START DATA SHOWN
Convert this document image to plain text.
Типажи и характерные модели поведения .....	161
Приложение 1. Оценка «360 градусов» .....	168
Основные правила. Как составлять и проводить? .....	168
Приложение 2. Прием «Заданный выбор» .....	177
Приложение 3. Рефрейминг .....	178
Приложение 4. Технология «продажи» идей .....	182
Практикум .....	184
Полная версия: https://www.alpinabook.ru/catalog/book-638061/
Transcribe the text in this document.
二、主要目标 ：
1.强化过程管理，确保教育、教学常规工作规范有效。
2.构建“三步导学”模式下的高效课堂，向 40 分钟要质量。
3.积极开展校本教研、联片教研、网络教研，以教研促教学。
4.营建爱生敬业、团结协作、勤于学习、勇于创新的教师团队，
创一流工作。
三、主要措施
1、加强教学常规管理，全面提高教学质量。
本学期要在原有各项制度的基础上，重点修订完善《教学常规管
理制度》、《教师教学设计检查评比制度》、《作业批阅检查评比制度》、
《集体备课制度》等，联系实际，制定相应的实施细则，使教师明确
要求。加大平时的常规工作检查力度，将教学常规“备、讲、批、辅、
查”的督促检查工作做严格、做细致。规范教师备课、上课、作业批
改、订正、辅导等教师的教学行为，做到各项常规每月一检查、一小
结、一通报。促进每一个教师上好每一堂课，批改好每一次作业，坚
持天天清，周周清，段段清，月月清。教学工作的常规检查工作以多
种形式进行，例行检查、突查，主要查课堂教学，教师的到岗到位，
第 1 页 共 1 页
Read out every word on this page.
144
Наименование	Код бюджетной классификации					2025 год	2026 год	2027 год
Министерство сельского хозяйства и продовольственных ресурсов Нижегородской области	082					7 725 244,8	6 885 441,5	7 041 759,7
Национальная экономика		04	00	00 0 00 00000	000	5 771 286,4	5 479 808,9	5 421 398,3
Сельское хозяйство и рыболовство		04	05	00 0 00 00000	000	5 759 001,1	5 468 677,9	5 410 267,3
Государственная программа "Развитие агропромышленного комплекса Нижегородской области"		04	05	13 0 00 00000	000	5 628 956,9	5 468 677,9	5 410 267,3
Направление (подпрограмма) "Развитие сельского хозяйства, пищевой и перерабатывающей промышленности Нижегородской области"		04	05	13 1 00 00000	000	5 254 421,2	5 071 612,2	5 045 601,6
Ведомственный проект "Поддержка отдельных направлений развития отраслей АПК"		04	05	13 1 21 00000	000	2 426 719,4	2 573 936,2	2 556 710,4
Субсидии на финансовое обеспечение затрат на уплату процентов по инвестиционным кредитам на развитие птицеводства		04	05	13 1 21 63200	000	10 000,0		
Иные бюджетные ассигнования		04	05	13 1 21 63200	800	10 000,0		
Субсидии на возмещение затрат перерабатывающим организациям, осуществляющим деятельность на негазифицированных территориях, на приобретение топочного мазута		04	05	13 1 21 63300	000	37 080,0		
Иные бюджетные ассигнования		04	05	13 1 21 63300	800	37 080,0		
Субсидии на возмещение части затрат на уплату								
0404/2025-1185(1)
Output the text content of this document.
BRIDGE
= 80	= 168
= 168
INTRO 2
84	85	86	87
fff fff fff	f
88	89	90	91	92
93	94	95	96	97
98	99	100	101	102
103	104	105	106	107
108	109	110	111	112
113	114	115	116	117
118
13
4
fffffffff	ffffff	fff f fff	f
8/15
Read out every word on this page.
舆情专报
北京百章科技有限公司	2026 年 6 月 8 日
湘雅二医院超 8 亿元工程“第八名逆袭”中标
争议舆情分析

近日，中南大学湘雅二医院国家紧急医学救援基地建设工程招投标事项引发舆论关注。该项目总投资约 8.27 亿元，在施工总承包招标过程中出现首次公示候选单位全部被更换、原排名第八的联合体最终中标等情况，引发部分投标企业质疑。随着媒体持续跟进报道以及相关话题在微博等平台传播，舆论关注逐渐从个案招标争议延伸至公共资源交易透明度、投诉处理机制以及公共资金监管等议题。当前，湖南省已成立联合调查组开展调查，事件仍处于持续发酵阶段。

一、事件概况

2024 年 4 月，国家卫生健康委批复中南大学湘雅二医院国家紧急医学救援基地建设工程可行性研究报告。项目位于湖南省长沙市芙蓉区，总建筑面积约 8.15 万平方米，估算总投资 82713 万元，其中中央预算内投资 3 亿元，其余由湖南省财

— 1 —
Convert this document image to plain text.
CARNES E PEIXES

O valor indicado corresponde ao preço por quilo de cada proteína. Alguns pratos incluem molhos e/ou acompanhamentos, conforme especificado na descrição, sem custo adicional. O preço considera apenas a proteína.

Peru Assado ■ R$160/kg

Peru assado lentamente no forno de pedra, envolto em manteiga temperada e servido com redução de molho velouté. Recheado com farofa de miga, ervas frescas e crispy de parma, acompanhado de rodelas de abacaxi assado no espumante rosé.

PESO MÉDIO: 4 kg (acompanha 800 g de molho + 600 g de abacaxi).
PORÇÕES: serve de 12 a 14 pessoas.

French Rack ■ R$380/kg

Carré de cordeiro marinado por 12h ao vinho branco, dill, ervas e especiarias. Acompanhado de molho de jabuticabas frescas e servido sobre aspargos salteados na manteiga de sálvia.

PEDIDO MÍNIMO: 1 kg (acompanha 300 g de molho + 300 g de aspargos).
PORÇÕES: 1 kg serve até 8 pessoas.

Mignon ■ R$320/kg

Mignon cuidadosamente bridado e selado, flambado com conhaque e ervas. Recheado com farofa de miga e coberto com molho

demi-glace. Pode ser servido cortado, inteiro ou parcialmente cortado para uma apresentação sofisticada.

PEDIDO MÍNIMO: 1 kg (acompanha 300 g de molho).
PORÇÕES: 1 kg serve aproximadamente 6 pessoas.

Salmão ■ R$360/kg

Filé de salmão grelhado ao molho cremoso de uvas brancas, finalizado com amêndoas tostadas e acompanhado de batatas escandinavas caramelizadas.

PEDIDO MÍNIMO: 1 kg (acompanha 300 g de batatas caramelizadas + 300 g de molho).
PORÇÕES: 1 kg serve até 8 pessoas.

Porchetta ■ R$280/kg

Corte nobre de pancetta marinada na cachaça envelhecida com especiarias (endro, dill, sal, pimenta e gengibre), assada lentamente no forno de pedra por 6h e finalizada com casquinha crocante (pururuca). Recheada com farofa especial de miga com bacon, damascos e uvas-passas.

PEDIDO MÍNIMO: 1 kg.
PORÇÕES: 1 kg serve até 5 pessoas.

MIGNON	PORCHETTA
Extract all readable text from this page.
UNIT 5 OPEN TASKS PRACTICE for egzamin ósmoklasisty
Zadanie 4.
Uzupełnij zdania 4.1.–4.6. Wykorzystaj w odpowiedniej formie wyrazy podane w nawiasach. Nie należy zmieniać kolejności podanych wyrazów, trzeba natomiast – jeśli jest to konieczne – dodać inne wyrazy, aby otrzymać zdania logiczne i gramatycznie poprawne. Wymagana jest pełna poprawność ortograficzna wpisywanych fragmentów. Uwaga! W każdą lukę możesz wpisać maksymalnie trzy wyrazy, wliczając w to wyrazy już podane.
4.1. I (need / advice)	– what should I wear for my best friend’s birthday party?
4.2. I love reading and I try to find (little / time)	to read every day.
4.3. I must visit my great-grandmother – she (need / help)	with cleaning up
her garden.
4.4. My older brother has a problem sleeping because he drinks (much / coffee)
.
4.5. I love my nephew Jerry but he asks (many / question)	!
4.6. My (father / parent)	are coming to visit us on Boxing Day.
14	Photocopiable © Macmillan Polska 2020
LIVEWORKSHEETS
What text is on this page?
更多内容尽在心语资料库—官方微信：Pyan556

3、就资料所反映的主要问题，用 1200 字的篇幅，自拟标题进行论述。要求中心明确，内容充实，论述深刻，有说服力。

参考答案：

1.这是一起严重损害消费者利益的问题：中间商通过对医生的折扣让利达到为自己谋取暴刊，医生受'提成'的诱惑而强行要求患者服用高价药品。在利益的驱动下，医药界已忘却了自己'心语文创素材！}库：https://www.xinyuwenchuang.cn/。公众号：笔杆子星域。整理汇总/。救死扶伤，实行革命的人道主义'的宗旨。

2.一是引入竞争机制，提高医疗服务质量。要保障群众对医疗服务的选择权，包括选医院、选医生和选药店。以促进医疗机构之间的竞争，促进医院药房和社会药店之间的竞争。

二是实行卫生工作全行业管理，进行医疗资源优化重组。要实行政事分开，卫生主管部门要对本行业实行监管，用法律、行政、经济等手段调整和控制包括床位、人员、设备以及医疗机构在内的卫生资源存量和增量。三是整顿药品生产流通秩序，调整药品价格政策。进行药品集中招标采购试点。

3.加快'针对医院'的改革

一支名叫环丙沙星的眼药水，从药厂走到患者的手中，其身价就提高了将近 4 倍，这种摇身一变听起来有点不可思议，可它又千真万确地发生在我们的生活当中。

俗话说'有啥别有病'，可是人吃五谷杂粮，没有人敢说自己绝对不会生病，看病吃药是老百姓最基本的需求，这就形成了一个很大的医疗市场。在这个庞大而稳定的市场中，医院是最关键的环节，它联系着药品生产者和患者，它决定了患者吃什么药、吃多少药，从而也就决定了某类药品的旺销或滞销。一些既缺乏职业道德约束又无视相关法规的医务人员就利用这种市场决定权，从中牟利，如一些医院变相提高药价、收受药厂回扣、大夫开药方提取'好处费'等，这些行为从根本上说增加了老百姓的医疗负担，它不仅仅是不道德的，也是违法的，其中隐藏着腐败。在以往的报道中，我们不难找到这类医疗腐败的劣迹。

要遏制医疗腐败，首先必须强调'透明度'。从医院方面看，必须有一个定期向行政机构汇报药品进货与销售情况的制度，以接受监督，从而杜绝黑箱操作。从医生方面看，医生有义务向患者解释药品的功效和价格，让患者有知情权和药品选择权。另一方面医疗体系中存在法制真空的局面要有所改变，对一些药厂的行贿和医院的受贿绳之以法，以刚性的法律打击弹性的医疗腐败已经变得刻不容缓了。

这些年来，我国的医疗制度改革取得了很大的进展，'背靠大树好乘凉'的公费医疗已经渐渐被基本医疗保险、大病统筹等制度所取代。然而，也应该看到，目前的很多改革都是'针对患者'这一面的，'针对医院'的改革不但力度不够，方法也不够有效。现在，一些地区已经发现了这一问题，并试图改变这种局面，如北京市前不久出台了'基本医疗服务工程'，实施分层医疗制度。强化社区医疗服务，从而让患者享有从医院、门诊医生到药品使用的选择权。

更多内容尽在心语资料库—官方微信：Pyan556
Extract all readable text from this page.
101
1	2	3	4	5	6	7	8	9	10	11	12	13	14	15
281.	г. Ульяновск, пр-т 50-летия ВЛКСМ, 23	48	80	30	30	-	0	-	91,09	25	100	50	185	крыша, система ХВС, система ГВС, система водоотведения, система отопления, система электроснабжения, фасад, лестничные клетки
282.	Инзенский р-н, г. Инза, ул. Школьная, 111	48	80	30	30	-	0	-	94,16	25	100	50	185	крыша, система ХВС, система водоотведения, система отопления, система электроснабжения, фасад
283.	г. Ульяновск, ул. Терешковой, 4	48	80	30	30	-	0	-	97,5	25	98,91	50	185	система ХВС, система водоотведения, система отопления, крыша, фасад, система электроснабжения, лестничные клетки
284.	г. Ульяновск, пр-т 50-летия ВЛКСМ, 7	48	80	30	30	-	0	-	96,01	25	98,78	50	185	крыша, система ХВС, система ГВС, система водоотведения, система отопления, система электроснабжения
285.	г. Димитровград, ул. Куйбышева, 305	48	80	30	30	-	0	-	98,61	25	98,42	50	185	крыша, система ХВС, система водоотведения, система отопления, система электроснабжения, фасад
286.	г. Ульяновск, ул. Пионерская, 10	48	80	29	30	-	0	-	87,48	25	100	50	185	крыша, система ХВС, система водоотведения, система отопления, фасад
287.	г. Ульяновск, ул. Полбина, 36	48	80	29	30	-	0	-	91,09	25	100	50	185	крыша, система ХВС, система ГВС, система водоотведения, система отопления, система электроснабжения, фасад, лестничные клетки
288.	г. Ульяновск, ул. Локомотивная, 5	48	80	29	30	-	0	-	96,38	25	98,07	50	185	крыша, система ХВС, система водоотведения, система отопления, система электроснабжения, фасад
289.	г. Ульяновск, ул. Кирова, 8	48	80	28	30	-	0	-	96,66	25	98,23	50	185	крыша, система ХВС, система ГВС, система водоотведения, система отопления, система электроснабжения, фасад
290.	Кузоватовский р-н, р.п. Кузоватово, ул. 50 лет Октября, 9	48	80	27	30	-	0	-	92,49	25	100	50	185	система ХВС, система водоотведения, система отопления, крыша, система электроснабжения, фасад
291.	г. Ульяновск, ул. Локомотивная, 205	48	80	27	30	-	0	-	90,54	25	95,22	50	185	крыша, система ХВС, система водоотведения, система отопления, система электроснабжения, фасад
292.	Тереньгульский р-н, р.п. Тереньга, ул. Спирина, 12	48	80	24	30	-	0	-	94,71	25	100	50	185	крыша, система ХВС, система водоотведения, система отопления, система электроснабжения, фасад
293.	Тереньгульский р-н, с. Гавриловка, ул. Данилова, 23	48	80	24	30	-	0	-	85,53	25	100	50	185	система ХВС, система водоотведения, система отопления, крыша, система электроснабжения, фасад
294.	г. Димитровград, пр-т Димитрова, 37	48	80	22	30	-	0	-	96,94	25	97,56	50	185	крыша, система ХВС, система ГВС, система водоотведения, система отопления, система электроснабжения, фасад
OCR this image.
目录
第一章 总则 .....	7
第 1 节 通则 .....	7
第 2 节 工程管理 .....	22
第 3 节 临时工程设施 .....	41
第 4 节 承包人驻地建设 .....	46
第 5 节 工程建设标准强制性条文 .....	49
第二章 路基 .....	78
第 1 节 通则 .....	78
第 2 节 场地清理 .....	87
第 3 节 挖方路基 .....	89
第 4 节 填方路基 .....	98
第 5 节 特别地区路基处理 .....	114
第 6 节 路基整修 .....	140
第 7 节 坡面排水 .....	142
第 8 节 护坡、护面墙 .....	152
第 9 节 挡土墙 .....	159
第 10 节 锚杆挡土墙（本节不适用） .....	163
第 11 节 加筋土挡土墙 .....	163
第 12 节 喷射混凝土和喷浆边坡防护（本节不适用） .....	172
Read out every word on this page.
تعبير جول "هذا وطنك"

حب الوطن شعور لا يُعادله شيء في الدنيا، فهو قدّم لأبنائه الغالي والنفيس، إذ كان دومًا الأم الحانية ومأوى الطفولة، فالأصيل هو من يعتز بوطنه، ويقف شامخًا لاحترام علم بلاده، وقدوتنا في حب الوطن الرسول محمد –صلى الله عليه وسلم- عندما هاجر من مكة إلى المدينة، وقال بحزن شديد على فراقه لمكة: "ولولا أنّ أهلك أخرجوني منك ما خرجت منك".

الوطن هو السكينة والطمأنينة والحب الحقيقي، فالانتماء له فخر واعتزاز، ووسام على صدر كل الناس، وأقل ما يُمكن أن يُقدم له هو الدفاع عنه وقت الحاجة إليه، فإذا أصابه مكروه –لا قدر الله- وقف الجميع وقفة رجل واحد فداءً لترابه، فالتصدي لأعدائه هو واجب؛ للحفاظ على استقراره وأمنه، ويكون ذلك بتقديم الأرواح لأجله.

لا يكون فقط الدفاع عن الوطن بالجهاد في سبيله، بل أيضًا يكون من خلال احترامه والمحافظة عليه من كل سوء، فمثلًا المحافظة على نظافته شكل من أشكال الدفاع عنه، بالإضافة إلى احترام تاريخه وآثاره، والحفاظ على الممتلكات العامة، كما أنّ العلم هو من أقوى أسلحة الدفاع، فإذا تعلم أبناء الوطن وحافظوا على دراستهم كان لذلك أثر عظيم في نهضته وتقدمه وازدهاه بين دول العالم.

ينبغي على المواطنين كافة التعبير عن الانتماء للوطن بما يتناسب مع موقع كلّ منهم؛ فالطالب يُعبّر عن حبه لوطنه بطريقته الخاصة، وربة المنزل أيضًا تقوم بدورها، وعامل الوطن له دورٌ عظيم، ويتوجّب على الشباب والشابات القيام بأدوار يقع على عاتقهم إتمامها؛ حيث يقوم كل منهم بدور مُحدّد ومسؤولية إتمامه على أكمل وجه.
END DATA SHOWN
**TASK TO COMPLETE**
Every line that holds the string "manteiga" should be returned.

**SOLUTION TO THIS TASK**
Peru assado lentamente no forno de pedra, envolto em manteiga temperada e servido com redução de molho velouté. Recheado com farofa de miga, ervas frescas e crispy de parma, acompanhado de rodelas de abacaxi assado no espumante rosé.
Carré de cordeiro marinado por 12h ao vinho branco, dill, ervas e especiarias. Acompanhado de molho de jabuticabas frescas e servido sobre aspargos salteados na manteiga de sálvia.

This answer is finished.